INPUT:
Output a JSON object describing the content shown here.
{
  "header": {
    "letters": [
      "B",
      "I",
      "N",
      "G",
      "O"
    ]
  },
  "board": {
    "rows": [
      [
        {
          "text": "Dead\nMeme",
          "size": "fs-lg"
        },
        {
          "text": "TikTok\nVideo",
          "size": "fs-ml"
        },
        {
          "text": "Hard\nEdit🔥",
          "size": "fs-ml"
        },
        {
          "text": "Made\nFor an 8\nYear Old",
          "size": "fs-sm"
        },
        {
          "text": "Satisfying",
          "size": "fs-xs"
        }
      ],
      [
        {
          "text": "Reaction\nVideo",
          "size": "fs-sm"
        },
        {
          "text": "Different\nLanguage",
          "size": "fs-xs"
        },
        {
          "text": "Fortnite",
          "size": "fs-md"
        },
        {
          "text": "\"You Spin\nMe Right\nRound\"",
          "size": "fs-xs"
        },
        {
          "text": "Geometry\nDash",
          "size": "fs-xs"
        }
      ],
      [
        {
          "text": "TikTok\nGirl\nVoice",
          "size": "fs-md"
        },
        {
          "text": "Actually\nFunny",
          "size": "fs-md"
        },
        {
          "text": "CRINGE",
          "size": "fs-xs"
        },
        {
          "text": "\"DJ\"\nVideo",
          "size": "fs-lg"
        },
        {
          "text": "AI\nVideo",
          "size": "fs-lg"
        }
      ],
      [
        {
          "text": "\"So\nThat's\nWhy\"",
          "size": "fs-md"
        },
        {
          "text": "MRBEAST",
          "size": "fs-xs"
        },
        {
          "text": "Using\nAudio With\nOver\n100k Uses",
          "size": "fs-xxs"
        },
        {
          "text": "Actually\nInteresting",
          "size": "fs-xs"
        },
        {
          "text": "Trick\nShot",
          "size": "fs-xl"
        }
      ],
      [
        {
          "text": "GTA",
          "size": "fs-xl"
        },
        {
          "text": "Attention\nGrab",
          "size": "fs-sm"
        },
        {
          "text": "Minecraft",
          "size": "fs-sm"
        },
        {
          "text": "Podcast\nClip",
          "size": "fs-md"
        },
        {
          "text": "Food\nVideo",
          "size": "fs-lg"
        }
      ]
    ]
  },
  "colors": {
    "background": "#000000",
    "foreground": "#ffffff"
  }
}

WRITTEN REQUEST:
Return the listing above word for word.

SOLUTION TO THIS EXERCISE:
Output a JSON object describing the content shown here.
{
  "header": {
    "letters": [
      "B",
      "I",
      "N",
      "G",
      "O"
    ]
  },
  "board": {
    "rows": [
      [
        {
          "text": "Dead\nMeme",
          "size": "fs-lg"
        },
        {
          "text": "TikTok\nVideo",
          "size": "fs-ml"
        },
        {
          "text": "Hard\nEdit🔥",
          "size": "fs-ml"
        },
        {
          "text": "Made\nFor an 8\nYear Old",
          "size": "fs-sm"
        },
        {
          "text": "Satisfying",
          "size": "fs-xs"
        }
      ],
      [
        {
          "text": "Reaction\nVideo",
          "size": "fs-sm"
        },
        {
          "text": "Different\nLanguage",
          "size": "fs-xs"
        },
        {
          "text": "Fortnite",
          "size": "fs-md"
        },
        {
          "text": "\"You Spin\nMe Right\nRound\"",
          "size": "fs-xs"
        },
        {
          "text": "Geometry\nDash",
          "size": "fs-xs"
        }
      ],
      [
        {
          "text": "TikTok\nGirl\nVoice",
          "size": "fs-md"
        },
        {
          "text": "Actually\nFunny",
          "size": "fs-md"
        },
        {
          "text": "CRINGE",
          "size": "fs-xs"
        },
        {
          "text": "\"DJ\"\nVideo",
          "size": "fs-lg"
        },
        {
          "text": "AI\nVideo",
          "size": "fs-lg"
        }
      ],
      [
        {
          "text": "\"So\nThat's\nWhy\"",
          "size": "fs-md"
        },
        {
          "text": "MRBEAST",
          "size": "fs-xs"
        },
        {
          "text": "Using\nAudio With\nOver\n100k Uses",
          "size": "fs-xxs"
        },
        {
          "text": "Actually\nInteresting",
          "size": "fs-xs"
        },
        {
          "text": "Trick\nShot",
          "size": "fs-xl"
        }
      ],
      [
        {
          "text": "GTA",
          "size": "fs-xl"
        },
        {
          "text": "Attention\nGrab",
          "size": "fs-sm"
        },
        {
          "text": "Minecraft",
          "size": "fs-sm"
        },
        {
          "text": "Podcast\nClip",
          "size": "fs-md"
        },
        {
          "text": "Food\nVideo",
          "size": "fs-lg"
        }
      ]
    ]
  },
  "colors": {
    "background": "#000000",
    "foreground": "#ffffff"
  }
}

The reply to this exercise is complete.